_Stated problem:_
Copy out every line that contains the word "been".

.....

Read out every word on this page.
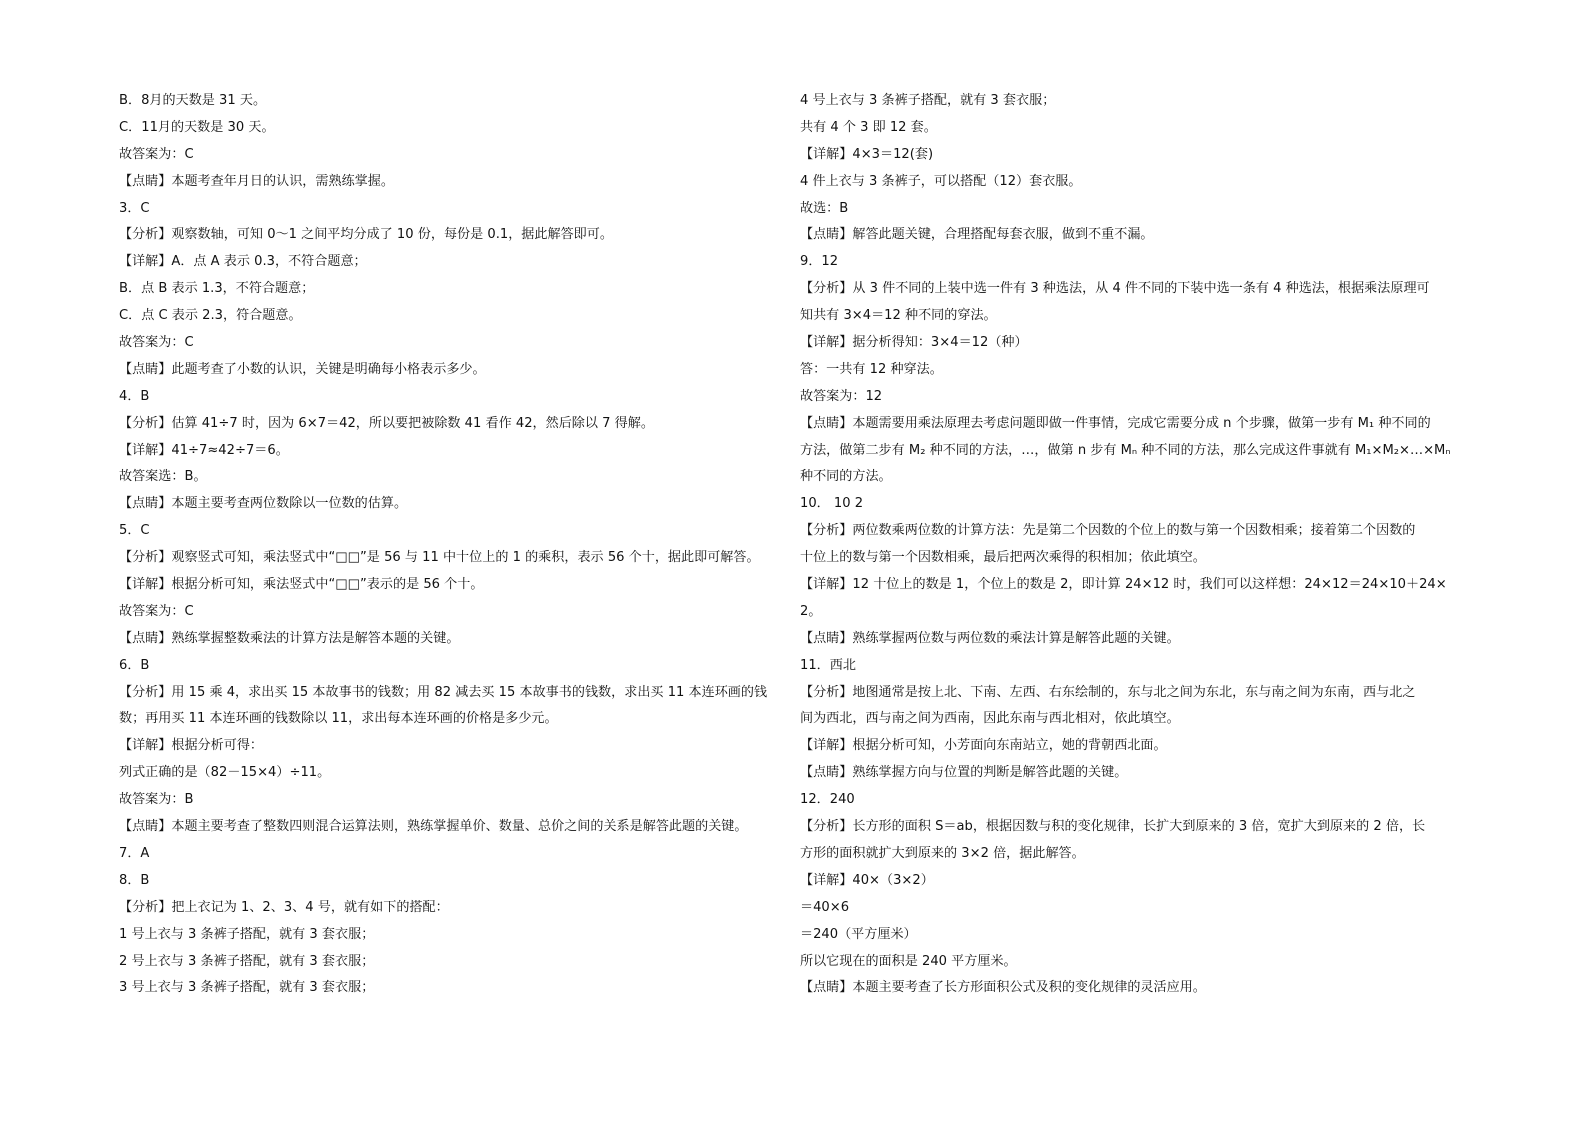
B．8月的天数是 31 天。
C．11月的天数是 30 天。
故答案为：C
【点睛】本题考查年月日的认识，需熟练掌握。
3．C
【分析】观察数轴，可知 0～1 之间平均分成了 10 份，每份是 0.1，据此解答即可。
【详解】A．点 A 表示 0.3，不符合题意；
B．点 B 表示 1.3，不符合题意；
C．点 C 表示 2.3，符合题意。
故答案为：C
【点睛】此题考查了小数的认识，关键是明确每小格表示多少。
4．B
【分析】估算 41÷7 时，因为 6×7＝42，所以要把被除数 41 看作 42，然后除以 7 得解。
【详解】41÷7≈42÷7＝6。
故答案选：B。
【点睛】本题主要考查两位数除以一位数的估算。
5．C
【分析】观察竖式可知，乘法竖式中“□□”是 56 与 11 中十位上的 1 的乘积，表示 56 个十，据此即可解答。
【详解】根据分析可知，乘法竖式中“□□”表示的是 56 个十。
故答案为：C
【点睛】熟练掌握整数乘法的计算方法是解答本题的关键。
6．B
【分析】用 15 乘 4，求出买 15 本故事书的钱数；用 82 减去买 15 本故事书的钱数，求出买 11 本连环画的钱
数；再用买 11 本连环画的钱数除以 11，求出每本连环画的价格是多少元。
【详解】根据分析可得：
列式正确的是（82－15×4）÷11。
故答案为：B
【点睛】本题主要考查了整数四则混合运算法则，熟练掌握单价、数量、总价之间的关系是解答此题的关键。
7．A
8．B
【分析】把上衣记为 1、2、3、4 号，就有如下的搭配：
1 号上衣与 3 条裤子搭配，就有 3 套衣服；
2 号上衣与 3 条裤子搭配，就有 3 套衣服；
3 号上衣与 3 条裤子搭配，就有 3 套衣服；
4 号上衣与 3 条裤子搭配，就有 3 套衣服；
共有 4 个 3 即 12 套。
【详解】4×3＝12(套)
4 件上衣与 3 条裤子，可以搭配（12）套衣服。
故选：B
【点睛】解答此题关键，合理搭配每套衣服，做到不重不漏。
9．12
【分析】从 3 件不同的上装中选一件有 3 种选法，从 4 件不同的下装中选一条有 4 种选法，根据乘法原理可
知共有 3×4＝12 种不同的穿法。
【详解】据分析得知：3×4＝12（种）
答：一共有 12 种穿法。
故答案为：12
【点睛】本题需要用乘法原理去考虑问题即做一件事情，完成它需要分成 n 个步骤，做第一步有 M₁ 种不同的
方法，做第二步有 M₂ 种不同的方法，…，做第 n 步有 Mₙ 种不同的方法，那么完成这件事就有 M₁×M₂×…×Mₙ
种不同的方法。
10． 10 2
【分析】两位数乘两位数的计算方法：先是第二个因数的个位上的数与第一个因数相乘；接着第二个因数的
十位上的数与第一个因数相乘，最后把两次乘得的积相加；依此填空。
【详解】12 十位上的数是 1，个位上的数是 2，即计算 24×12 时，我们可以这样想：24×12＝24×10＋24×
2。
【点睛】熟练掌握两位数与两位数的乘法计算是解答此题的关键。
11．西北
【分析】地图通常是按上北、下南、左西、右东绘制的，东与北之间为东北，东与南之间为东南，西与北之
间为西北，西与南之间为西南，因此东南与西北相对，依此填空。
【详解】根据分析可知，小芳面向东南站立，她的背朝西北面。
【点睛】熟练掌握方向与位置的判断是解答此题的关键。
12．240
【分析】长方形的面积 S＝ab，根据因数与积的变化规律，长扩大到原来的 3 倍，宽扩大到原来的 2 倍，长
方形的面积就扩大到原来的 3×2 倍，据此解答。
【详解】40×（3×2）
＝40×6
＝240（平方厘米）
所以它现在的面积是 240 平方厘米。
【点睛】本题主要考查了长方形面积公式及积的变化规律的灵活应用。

.....

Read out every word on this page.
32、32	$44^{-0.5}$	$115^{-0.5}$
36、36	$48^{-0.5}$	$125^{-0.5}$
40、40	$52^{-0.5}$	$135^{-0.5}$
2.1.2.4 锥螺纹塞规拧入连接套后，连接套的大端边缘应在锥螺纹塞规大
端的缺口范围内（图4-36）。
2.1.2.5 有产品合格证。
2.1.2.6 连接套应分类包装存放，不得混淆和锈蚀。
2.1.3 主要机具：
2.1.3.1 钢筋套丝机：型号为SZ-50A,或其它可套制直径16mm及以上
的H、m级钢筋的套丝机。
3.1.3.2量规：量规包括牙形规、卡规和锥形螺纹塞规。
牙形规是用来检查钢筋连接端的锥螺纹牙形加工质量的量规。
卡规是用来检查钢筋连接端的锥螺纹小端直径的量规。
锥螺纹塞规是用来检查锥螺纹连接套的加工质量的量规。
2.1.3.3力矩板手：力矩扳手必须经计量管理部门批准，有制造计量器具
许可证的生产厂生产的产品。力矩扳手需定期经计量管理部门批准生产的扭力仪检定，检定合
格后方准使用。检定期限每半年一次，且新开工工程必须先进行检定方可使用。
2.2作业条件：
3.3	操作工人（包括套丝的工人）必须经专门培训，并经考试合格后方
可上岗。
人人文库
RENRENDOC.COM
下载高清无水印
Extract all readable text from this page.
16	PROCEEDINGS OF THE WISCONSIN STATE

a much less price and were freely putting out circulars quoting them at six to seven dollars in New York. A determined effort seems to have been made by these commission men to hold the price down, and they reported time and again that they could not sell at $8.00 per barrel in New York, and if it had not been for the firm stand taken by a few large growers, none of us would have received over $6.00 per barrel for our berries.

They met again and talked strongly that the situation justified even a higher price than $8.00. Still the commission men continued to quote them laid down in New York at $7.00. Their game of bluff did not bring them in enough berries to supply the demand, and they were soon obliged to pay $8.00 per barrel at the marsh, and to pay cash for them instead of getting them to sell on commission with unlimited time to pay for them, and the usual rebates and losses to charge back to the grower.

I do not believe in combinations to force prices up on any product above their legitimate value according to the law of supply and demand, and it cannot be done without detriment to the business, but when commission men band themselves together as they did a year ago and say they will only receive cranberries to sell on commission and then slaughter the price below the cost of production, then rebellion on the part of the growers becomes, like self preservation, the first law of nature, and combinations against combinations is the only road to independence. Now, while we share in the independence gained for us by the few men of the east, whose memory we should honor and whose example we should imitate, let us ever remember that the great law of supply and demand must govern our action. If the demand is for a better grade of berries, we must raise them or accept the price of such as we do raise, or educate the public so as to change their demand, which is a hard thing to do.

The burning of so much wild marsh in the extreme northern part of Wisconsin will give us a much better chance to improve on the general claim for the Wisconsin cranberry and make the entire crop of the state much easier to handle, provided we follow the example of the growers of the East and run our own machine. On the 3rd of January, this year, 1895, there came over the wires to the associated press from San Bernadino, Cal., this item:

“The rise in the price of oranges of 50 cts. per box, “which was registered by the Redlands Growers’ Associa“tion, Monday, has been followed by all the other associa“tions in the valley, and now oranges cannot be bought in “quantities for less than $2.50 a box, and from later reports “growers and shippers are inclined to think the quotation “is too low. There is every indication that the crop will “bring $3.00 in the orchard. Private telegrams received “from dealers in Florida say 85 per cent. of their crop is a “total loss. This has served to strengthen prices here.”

.....

_Exercise response:_
a much less price and were freely putting out circulars quoting them at six to seven dollars in New York. A determined effort seems to have been made by these commission men to hold the price down, and they reported time and again that they could not sell at $8.00 per barrel in New York, and if it had not been for the firm stand taken by a few large growers, none of us would have received over $6.00 per barrel for our berries.
“The rise in the price of oranges of 50 cts. per box, “which was registered by the Redlands Growers’ Associa“tion, Monday, has been followed by all the other associa“tions in the valley, and now oranges cannot be bought in “quantities for less than $2.50 a box, and from later reports “growers and shippers are inclined to think the quotation “is too low. There is every indication that the crop will “bring $3.00 in the orchard. Private telegrams received “from dealers in Florida say 85 per cent. of their crop is a “total loss. This has served to strengthen prices here.”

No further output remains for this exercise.